- **To be done**
Do not carry the pictures over; copy every other part of the entries exactly.

[Records contained in a dataset]
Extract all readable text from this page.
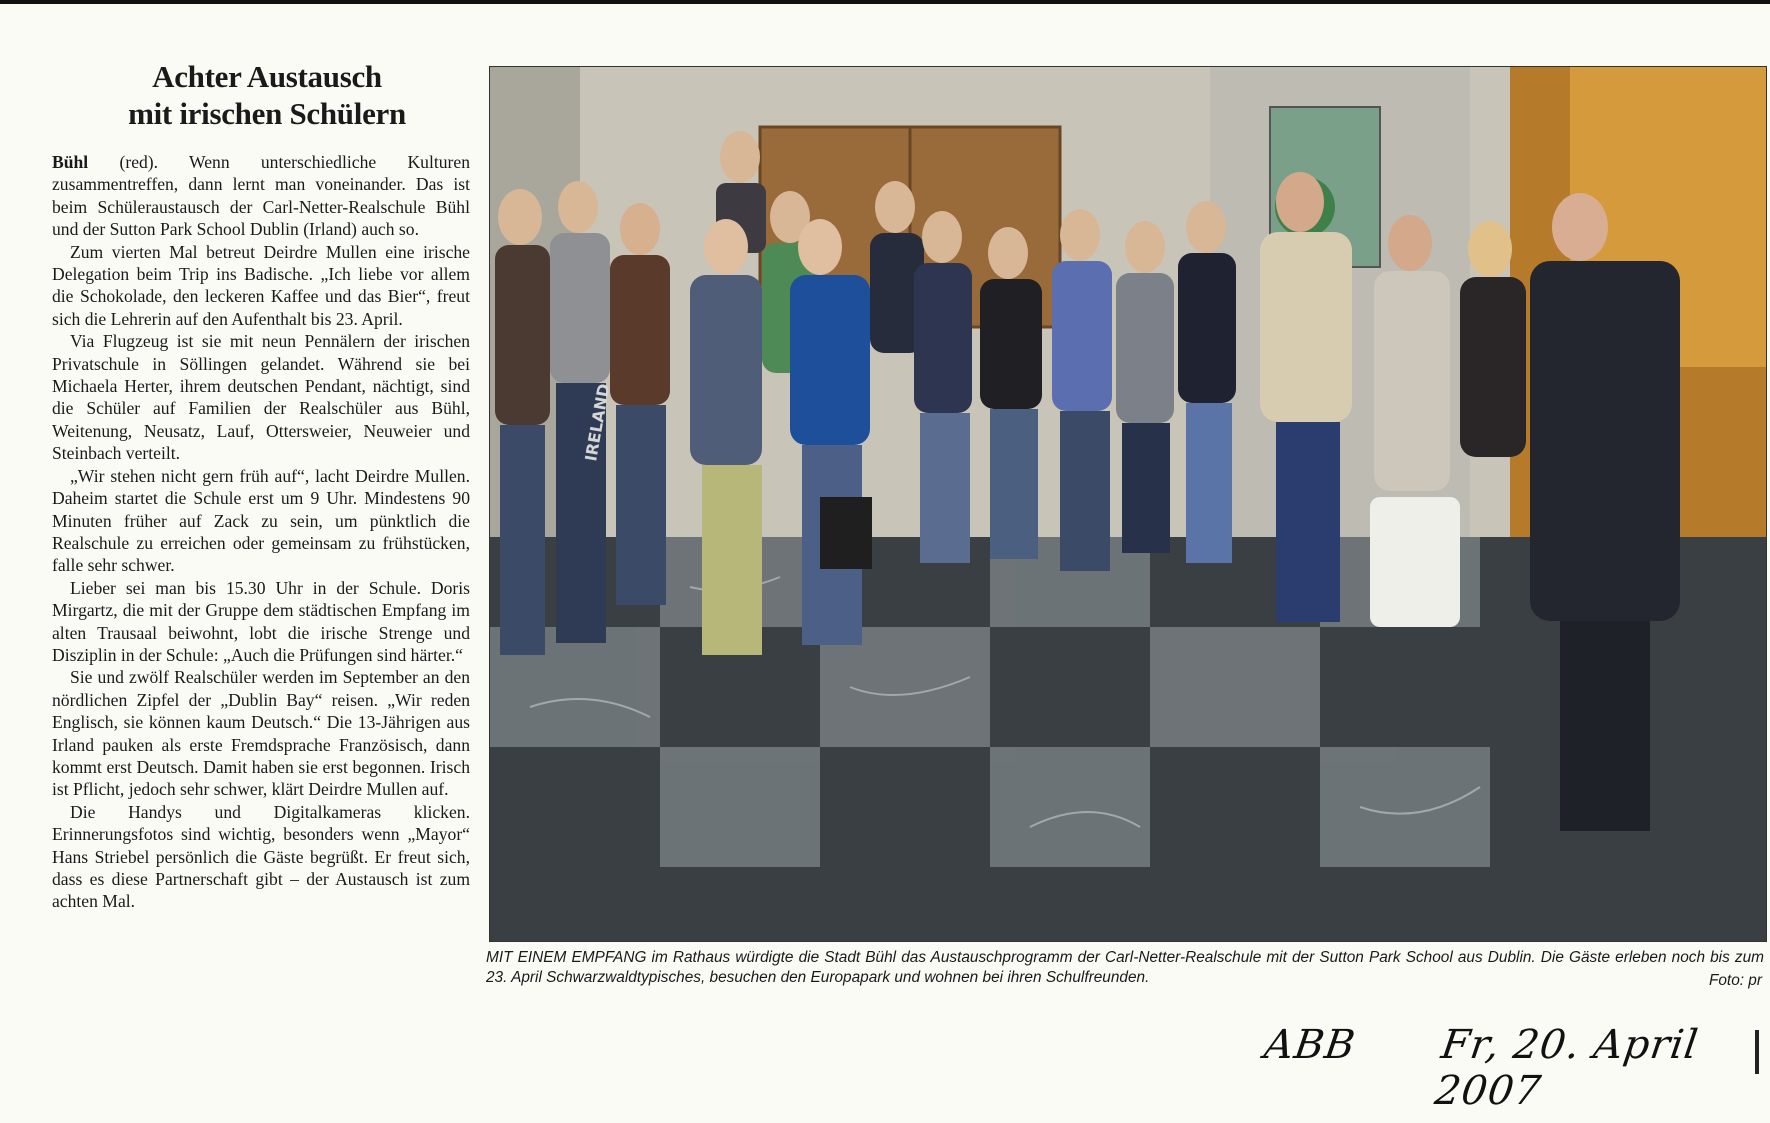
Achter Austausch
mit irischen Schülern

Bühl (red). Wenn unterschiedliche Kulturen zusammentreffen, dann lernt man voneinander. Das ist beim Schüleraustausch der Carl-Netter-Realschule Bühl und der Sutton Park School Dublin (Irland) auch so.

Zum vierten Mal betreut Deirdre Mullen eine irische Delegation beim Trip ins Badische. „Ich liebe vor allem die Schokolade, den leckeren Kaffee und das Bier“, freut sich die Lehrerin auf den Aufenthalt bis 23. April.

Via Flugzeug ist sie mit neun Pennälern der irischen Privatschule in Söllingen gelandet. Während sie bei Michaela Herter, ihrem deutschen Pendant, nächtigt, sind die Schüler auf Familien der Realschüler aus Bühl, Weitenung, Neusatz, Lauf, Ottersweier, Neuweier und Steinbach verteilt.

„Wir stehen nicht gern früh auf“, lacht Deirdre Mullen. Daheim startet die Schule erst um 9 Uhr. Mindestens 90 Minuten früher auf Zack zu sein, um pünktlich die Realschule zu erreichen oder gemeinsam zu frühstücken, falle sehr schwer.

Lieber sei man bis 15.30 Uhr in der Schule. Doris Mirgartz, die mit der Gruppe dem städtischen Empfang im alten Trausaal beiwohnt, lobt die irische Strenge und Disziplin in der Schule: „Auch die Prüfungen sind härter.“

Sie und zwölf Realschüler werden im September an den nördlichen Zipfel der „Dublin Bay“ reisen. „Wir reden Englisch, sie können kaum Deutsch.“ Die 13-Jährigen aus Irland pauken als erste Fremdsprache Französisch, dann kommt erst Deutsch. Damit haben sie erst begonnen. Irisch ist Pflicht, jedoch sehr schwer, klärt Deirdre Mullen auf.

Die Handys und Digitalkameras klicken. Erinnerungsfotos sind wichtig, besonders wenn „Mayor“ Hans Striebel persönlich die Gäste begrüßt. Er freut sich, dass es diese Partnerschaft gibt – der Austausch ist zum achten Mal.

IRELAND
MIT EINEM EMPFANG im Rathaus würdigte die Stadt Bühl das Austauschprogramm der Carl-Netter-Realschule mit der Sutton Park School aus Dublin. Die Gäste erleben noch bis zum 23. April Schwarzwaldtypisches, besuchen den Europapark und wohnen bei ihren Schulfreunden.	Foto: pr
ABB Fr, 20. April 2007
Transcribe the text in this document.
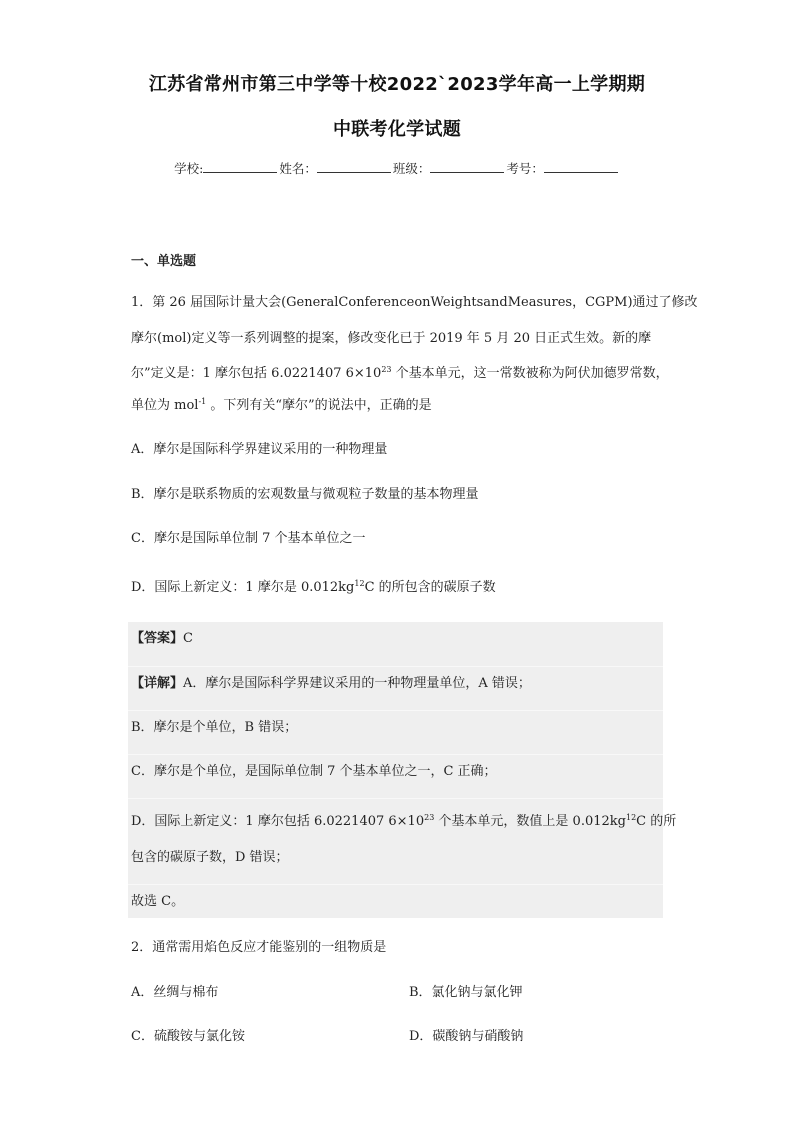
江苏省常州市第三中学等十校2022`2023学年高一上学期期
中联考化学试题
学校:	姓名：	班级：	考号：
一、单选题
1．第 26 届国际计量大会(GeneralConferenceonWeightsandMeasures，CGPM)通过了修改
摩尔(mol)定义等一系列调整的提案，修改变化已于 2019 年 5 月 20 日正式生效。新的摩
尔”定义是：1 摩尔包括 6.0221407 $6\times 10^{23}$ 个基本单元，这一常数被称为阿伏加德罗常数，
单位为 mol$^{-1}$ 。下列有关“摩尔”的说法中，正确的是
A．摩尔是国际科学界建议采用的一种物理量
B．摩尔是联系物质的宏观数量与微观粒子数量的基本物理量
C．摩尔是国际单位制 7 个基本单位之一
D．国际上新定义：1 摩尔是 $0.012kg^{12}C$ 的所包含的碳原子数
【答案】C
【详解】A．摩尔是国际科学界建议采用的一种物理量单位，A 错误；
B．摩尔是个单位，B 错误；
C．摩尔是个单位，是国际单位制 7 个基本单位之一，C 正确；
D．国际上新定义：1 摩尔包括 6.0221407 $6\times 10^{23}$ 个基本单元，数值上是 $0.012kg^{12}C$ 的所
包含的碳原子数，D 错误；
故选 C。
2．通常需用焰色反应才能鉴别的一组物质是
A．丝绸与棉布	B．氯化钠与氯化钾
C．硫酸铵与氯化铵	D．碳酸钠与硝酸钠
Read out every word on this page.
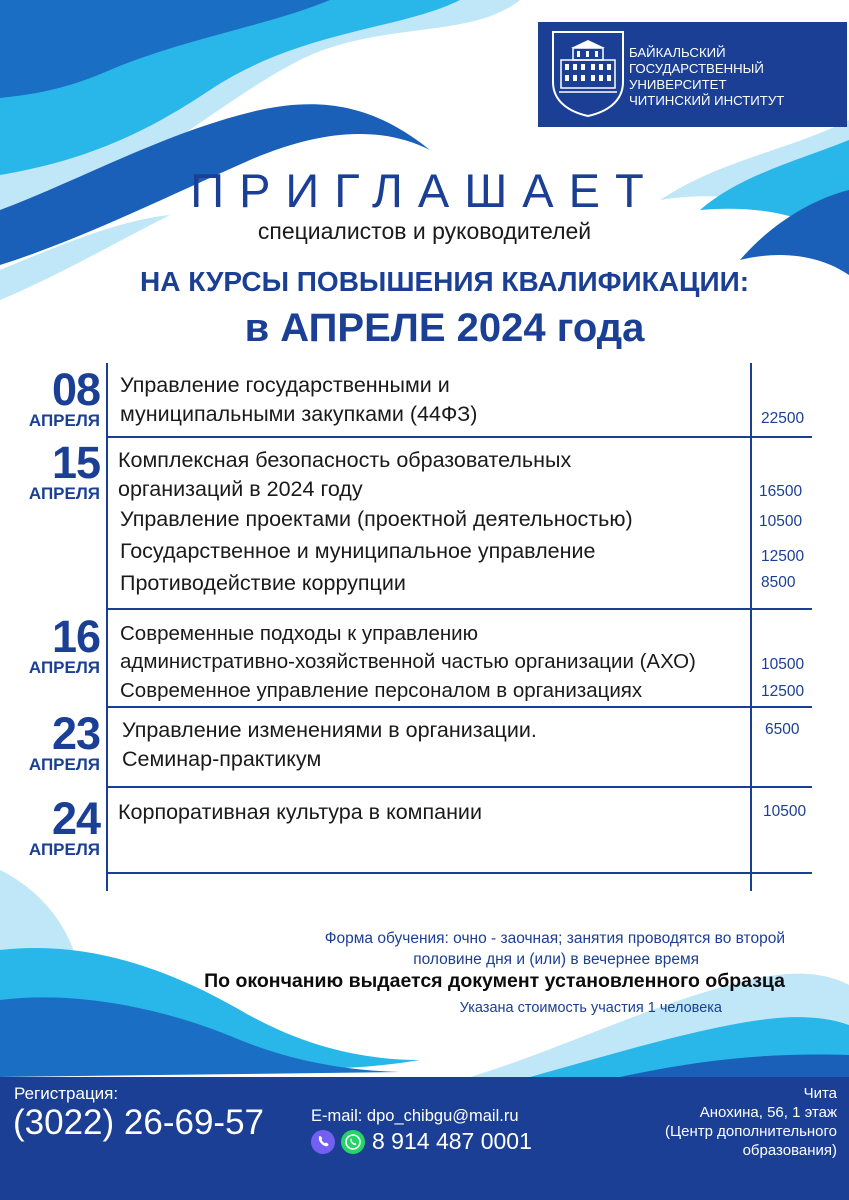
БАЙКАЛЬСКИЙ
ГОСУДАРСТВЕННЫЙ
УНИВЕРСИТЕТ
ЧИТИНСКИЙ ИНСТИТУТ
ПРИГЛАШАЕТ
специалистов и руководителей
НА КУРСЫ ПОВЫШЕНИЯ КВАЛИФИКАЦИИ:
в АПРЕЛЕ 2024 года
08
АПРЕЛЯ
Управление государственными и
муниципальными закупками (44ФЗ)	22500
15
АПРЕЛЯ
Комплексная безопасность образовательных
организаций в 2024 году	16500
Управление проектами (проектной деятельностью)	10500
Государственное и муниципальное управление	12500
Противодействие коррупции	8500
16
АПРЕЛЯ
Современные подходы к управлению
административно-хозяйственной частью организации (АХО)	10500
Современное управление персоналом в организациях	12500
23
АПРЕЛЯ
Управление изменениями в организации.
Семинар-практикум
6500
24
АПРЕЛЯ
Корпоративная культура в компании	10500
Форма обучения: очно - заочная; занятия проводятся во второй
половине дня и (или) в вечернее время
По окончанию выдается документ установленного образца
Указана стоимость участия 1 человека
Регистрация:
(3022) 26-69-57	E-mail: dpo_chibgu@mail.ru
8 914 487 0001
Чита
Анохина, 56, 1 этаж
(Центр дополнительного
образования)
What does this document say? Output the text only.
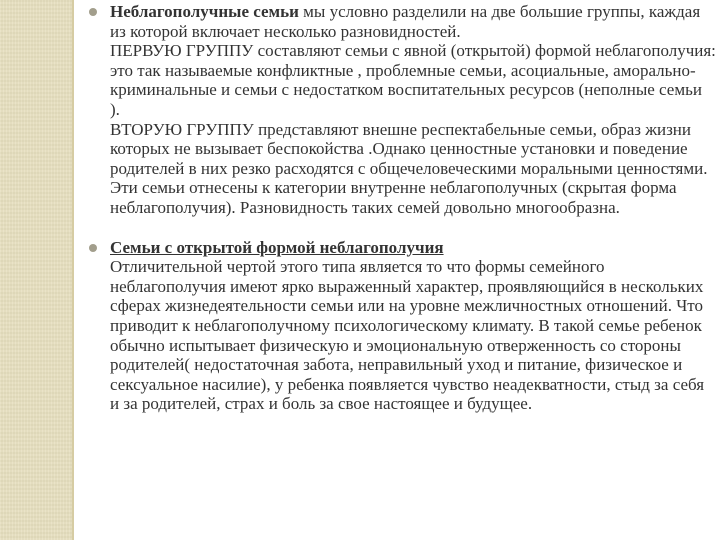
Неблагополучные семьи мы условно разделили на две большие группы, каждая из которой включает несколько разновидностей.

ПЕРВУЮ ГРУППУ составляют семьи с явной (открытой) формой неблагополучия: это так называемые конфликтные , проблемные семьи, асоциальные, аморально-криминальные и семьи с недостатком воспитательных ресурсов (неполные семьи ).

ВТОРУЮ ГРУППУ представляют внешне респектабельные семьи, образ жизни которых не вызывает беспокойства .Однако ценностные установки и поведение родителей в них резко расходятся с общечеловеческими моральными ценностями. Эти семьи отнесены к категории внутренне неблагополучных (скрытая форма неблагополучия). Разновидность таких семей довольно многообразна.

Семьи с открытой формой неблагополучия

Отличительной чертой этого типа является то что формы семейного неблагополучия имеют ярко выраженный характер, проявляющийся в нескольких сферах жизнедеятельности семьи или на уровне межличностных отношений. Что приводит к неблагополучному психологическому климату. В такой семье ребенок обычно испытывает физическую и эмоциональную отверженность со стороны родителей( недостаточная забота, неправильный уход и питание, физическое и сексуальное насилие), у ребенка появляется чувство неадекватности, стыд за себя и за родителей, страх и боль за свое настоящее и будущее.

- **Task solution**
Extract all readable text from this page.
Achter Austausch
mit irischen Schülern

Bühl (red). Wenn unterschiedliche Kulturen zusammentreffen, dann lernt man voneinander. Das ist beim Schüleraustausch der Carl-Netter-Realschule Bühl und der Sutton Park School Dublin (Irland) auch so.

Zum vierten Mal betreut Deirdre Mullen eine irische Delegation beim Trip ins Badische. „Ich liebe vor allem die Schokolade, den leckeren Kaffee und das Bier“, freut sich die Lehrerin auf den Aufenthalt bis 23. April.

Via Flugzeug ist sie mit neun Pennälern der irischen Privatschule in Söllingen gelandet. Während sie bei Michaela Herter, ihrem deutschen Pendant, nächtigt, sind die Schüler auf Familien der Realschüler aus Bühl, Weitenung, Neusatz, Lauf, Ottersweier, Neuweier und Steinbach verteilt.

„Wir stehen nicht gern früh auf“, lacht Deirdre Mullen. Daheim startet die Schule erst um 9 Uhr. Mindestens 90 Minuten früher auf Zack zu sein, um pünktlich die Realschule zu erreichen oder gemeinsam zu frühstücken, falle sehr schwer.

Lieber sei man bis 15.30 Uhr in der Schule. Doris Mirgartz, die mit der Gruppe dem städtischen Empfang im alten Trausaal beiwohnt, lobt die irische Strenge und Disziplin in der Schule: „Auch die Prüfungen sind härter.“

Sie und zwölf Realschüler werden im September an den nördlichen Zipfel der „Dublin Bay“ reisen. „Wir reden Englisch, sie können kaum Deutsch.“ Die 13-Jährigen aus Irland pauken als erste Fremdsprache Französisch, dann kommt erst Deutsch. Damit haben sie erst begonnen. Irisch ist Pflicht, jedoch sehr schwer, klärt Deirdre Mullen auf.

Die Handys und Digitalkameras klicken. Erinnerungsfotos sind wichtig, besonders wenn „Mayor“ Hans Striebel persönlich die Gäste begrüßt. Er freut sich, dass es diese Partnerschaft gibt – der Austausch ist zum achten Mal.

IRELAND
MIT EINEM EMPFANG im Rathaus würdigte die Stadt Bühl das Austauschprogramm der Carl-Netter-Realschule mit der Sutton Park School aus Dublin. Die Gäste erleben noch bis zum 23. April Schwarzwaldtypisches, besuchen den Europapark und wohnen bei ihren Schulfreunden.	Foto: pr
ABB Fr, 20. April 2007
Transcribe the text in this document.
江苏省常州市第三中学等十校2022`2023学年高一上学期期
中联考化学试题
学校:	姓名：	班级：	考号：
一、单选题
1．第 26 届国际计量大会(GeneralConferenceonWeightsandMeasures，CGPM)通过了修改
摩尔(mol)定义等一系列调整的提案，修改变化已于 2019 年 5 月 20 日正式生效。新的摩
尔”定义是：1 摩尔包括 6.0221407 $6\times 10^{23}$ 个基本单元，这一常数被称为阿伏加德罗常数，
单位为 mol$^{-1}$ 。下列有关“摩尔”的说法中，正确的是
A．摩尔是国际科学界建议采用的一种物理量
B．摩尔是联系物质的宏观数量与微观粒子数量的基本物理量
C．摩尔是国际单位制 7 个基本单位之一
D．国际上新定义：1 摩尔是 $0.012kg^{12}C$ 的所包含的碳原子数
【答案】C
【详解】A．摩尔是国际科学界建议采用的一种物理量单位，A 错误；
B．摩尔是个单位，B 错误；
C．摩尔是个单位，是国际单位制 7 个基本单位之一，C 正确；
D．国际上新定义：1 摩尔包括 6.0221407 $6\times 10^{23}$ 个基本单元，数值上是 $0.012kg^{12}C$ 的所
包含的碳原子数，D 错误；
故选 C。
2．通常需用焰色反应才能鉴别的一组物质是
A．丝绸与棉布	B．氯化钠与氯化钾
C．硫酸铵与氯化铵	D．碳酸钠与硝酸钠
Read out every word on this page.
БАЙКАЛЬСКИЙ
ГОСУДАРСТВЕННЫЙ
УНИВЕРСИТЕТ
ЧИТИНСКИЙ ИНСТИТУТ
ПРИГЛАШАЕТ
специалистов и руководителей
НА КУРСЫ ПОВЫШЕНИЯ КВАЛИФИКАЦИИ:
в АПРЕЛЕ 2024 года
08
АПРЕЛЯ
Управление государственными и
муниципальными закупками (44ФЗ)	22500
15
АПРЕЛЯ
Комплексная безопасность образовательных
организаций в 2024 году	16500
Управление проектами (проектной деятельностью)	10500
Государственное и муниципальное управление	12500
Противодействие коррупции	8500
16
АПРЕЛЯ
Современные подходы к управлению
административно-хозяйственной частью организации (АХО)	10500
Современное управление персоналом в организациях	12500
23
АПРЕЛЯ
Управление изменениями в организации.
Семинар-практикум
6500
24
АПРЕЛЯ
Корпоративная культура в компании	10500
Форма обучения: очно - заочная; занятия проводятся во второй
половине дня и (или) в вечернее время
По окончанию выдается документ установленного образца
Указана стоимость участия 1 человека
Регистрация:
(3022) 26-69-57	E-mail: dpo_chibgu@mail.ru
8 914 487 0001
Чита
Анохина, 56, 1 этаж
(Центр дополнительного
образования)
What does this document say? Output the text only.
Неблагополучные семьи мы условно разделили на две большие группы, каждая из которой включает несколько разновидностей.

ПЕРВУЮ ГРУППУ составляют семьи с явной (открытой) формой неблагополучия: это так называемые конфликтные , проблемные семьи, асоциальные, аморально-криминальные и семьи с недостатком воспитательных ресурсов (неполные семьи ).

ВТОРУЮ ГРУППУ представляют внешне респектабельные семьи, образ жизни которых не вызывает беспокойства .Однако ценностные установки и поведение родителей в них резко расходятся с общечеловеческими моральными ценностями. Эти семьи отнесены к категории внутренне неблагополучных (скрытая форма неблагополучия). Разновидность таких семей довольно многообразна.

Семьи с открытой формой неблагополучия

Отличительной чертой этого типа является то что формы семейного неблагополучия имеют ярко выраженный характер, проявляющийся в нескольких сферах жизнедеятельности семьи или на уровне межличностных отношений. Что приводит к неблагополучному психологическому климату. В такой семье ребенок обычно испытывает физическую и эмоциональную отверженность со стороны родителей( недостаточная забота, неправильный уход и питание, физическое и сексуальное насилие), у ребенка появляется чувство неадекватности, стыд за себя и за родителей, страх и боль за свое настоящее и будущее.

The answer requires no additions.